Lines of data
# # # # #
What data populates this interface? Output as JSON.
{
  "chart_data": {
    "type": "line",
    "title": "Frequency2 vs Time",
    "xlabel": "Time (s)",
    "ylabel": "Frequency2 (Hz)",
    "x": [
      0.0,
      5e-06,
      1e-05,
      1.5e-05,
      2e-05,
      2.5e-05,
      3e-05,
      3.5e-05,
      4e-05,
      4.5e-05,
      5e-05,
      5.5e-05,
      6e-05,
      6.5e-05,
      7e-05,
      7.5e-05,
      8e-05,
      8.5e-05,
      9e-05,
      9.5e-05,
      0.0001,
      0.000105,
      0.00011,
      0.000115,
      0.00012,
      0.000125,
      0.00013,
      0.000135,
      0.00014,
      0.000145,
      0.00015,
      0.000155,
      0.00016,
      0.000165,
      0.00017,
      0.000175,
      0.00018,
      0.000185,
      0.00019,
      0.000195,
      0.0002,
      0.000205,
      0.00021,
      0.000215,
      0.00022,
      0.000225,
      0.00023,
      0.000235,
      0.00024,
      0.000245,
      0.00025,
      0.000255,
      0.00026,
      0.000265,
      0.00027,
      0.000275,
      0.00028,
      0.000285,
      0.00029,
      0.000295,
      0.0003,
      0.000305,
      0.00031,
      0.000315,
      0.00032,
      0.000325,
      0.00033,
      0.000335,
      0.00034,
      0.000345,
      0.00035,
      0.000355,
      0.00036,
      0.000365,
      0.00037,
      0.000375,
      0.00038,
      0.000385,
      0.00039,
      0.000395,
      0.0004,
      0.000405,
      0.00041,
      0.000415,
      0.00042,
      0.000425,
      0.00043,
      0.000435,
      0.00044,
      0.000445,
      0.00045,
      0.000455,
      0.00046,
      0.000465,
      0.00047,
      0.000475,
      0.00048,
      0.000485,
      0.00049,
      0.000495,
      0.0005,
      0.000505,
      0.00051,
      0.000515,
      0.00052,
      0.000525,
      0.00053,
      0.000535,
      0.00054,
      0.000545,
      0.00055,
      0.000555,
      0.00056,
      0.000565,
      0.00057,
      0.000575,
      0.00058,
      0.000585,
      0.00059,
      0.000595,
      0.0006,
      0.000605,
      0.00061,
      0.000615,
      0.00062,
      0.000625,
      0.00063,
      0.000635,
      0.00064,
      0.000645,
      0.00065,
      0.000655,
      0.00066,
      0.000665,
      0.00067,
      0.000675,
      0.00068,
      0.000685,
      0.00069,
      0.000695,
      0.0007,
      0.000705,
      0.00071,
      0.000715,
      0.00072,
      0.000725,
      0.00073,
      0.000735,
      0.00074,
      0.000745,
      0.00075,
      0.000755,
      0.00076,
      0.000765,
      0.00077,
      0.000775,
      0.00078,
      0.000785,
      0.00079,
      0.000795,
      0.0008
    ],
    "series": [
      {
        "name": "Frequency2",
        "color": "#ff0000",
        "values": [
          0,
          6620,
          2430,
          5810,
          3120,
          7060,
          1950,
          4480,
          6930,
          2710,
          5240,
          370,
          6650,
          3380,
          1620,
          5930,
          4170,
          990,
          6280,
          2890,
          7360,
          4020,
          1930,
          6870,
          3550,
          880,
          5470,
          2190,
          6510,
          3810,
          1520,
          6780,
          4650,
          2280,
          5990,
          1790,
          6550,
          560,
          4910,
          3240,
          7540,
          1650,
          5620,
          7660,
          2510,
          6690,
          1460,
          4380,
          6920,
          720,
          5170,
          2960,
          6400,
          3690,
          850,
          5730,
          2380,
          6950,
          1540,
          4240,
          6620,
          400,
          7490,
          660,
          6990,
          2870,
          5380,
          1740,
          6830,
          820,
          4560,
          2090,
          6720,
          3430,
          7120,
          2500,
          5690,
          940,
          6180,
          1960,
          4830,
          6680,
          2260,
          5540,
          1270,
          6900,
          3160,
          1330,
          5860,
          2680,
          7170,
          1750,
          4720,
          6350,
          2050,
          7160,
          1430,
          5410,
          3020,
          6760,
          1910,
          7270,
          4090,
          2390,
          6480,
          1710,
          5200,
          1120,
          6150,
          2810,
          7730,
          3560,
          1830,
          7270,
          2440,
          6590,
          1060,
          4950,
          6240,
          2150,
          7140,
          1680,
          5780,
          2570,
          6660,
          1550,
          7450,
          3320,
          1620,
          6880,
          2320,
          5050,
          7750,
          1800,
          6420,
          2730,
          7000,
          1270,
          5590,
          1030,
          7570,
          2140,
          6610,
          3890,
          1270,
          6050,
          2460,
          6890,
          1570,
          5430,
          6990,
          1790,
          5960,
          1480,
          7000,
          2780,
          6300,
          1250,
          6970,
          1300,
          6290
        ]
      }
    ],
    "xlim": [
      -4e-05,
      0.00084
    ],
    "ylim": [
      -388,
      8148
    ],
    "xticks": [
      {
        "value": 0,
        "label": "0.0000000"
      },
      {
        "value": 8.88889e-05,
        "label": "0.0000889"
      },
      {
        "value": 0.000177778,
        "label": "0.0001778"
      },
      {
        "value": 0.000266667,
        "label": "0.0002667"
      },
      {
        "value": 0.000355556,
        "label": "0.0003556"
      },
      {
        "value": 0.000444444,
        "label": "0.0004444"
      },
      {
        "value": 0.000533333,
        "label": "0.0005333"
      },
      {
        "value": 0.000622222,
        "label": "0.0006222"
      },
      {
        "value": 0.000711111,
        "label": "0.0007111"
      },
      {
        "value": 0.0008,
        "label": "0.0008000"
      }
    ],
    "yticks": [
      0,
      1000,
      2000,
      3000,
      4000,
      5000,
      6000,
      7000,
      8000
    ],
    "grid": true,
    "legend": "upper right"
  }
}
# # # # #
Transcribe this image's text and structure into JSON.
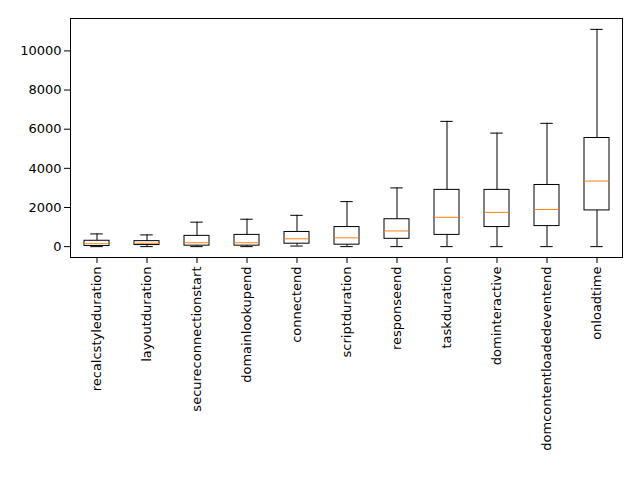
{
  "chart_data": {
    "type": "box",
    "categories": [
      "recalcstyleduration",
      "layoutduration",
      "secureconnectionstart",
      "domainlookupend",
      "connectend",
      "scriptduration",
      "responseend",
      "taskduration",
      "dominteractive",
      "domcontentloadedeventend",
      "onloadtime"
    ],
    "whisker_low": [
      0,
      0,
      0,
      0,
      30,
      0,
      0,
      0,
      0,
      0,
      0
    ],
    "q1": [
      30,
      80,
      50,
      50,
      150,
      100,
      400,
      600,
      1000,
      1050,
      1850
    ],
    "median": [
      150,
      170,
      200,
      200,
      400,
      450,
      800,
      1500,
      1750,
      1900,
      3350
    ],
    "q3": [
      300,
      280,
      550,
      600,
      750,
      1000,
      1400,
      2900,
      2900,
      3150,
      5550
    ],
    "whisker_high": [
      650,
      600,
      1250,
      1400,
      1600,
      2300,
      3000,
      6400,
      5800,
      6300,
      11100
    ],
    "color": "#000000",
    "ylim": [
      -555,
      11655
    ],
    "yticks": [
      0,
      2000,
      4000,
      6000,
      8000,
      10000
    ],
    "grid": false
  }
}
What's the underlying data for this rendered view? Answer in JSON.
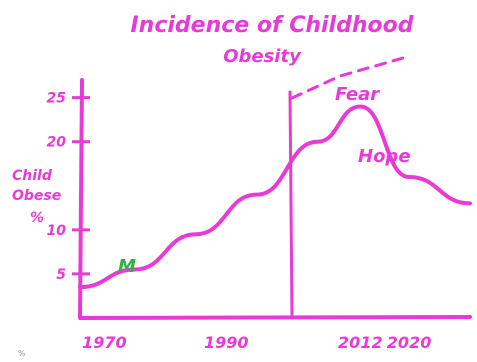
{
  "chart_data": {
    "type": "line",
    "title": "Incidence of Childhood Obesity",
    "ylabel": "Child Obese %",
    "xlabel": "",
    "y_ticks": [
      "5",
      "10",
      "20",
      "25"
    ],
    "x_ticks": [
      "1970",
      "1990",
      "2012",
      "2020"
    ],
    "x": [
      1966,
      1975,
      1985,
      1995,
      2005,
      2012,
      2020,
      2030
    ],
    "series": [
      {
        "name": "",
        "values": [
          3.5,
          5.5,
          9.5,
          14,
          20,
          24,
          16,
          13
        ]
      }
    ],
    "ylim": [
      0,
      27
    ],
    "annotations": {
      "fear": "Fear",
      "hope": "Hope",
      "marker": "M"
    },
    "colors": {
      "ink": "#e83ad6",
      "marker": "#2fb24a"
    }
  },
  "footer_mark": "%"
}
# # # # #
▸ **STATED GOAL**
Copy all lines from the material that contain "ylabel".

▸ **SOLUTION BELOW**
    "ylabel": "Frequency2 (Hz)",
    "ylabel": "Child Obese %",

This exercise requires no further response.